Data section —
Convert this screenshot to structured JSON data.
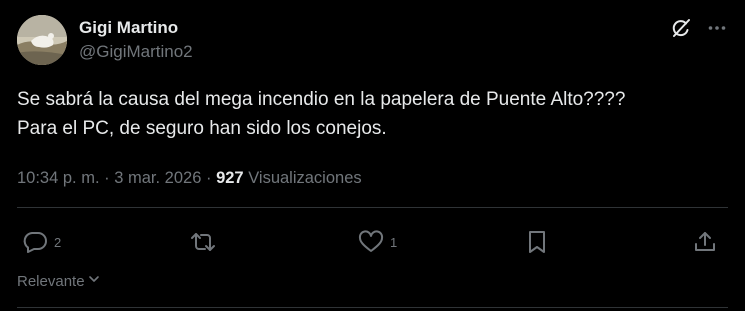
{
  "author": {
    "display_name": "Gigi Martino",
    "handle": "@GigiMartino2"
  },
  "tweet": {
    "line1": "Se sabrá la causa del mega incendio en la papelera de Puente Alto????",
    "line2": "Para el PC, de seguro han sido los conejos."
  },
  "meta": {
    "time": "10:34 p. m.",
    "sep1": "·",
    "date": "3 mar. 2026",
    "sep2": "·",
    "views_count": "927",
    "views_label": "Visualizaciones"
  },
  "actions": {
    "replies": "2",
    "reposts": "",
    "likes": "1"
  },
  "sort": {
    "label": "Relevante"
  },
  "icons": {
    "grok": "grok-icon",
    "more": "more-icon",
    "reply": "reply-icon",
    "repost": "repost-icon",
    "like": "like-icon",
    "bookmark": "bookmark-icon",
    "share": "share-icon",
    "chevron": "chevron-down-icon"
  },
  "colors": {
    "background": "#000000",
    "text": "#e7e9ea",
    "muted": "#71767b",
    "divider": "#2f3336"
  }
}
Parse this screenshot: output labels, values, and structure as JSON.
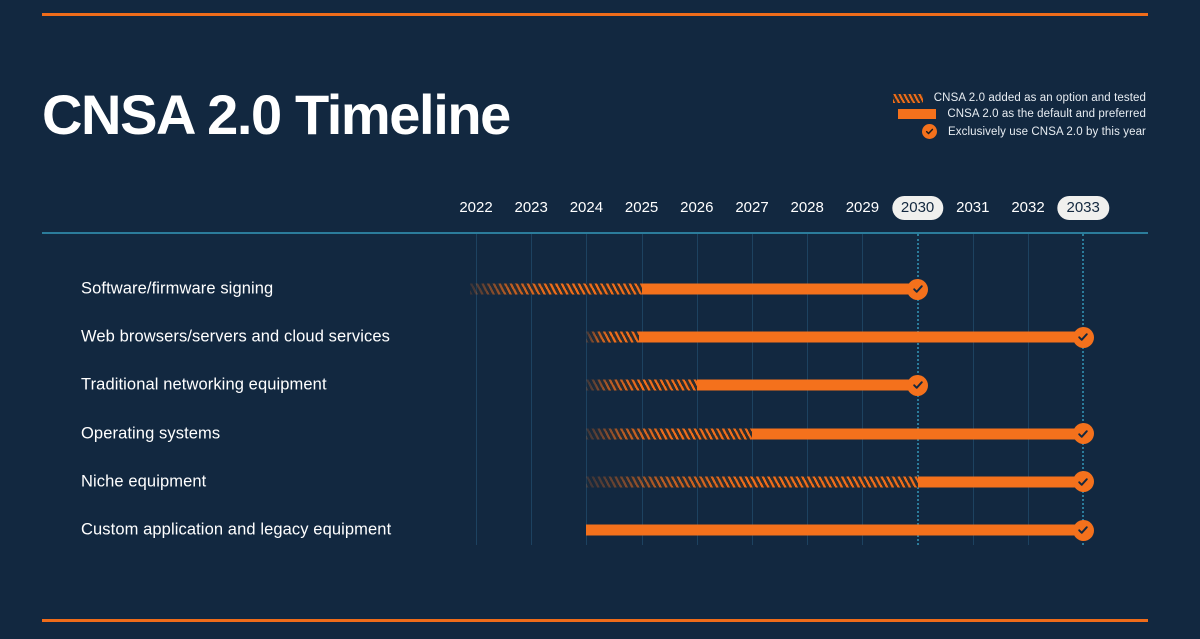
{
  "title": "CNSA 2.0 Timeline",
  "colors": {
    "background": "#122840",
    "accent": "#f4711c",
    "rule": "#ef6c1a",
    "grid": "#1d4260",
    "axis": "#2b7c9b",
    "text": "#ffffff",
    "highlight_pill": "#f0f0ee"
  },
  "legend": {
    "items": [
      {
        "icon": "hatched-bar-swatch",
        "label": "CNSA 2.0 added as an option and tested"
      },
      {
        "icon": "solid-bar-swatch",
        "label": "CNSA 2.0 as the default and preferred"
      },
      {
        "icon": "check-circle-icon",
        "label": "Exclusively use CNSA 2.0 by this year"
      }
    ]
  },
  "chart_data": {
    "type": "bar",
    "title": "CNSA 2.0 Timeline",
    "xlabel": "",
    "ylabel": "",
    "grid": true,
    "legend_position": "top-right",
    "categories": [
      "Software/firmware signing",
      "Web browsers/servers and cloud services",
      "Traditional networking equipment",
      "Operating systems",
      "Niche equipment",
      "Custom application and legacy equipment"
    ],
    "x_ticks": [
      "2022",
      "2023",
      "2024",
      "2025",
      "2026",
      "2027",
      "2028",
      "2029",
      "2030",
      "2031",
      "2032",
      "2033"
    ],
    "highlighted_ticks": [
      "2030",
      "2033"
    ],
    "xlim": [
      2022,
      2033
    ],
    "series": [
      {
        "name": "Software/firmware signing",
        "tested_start": 2021.9,
        "tested_end": 2025.0,
        "default_start": 2025.0,
        "deadline": 2030
      },
      {
        "name": "Web browsers/servers and cloud services",
        "tested_start": 2024.0,
        "tested_end": 2024.95,
        "default_start": 2024.95,
        "deadline": 2033
      },
      {
        "name": "Traditional networking equipment",
        "tested_start": 2024.0,
        "tested_end": 2026.0,
        "default_start": 2026.0,
        "deadline": 2030
      },
      {
        "name": "Operating systems",
        "tested_start": 2024.0,
        "tested_end": 2027.0,
        "default_start": 2027.0,
        "deadline": 2033
      },
      {
        "name": "Niche equipment",
        "tested_start": 2024.0,
        "tested_end": 2030.0,
        "default_start": 2030.0,
        "deadline": 2033
      },
      {
        "name": "Custom application and legacy equipment",
        "tested_start": null,
        "tested_end": null,
        "default_start": 2024.0,
        "deadline": 2033
      }
    ]
  }
}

The task — Select every line in the material above where the string "firmware" occurs, and copy it.

Full response —
      "Software/firmware signing",
        "name": "Software/firmware signing",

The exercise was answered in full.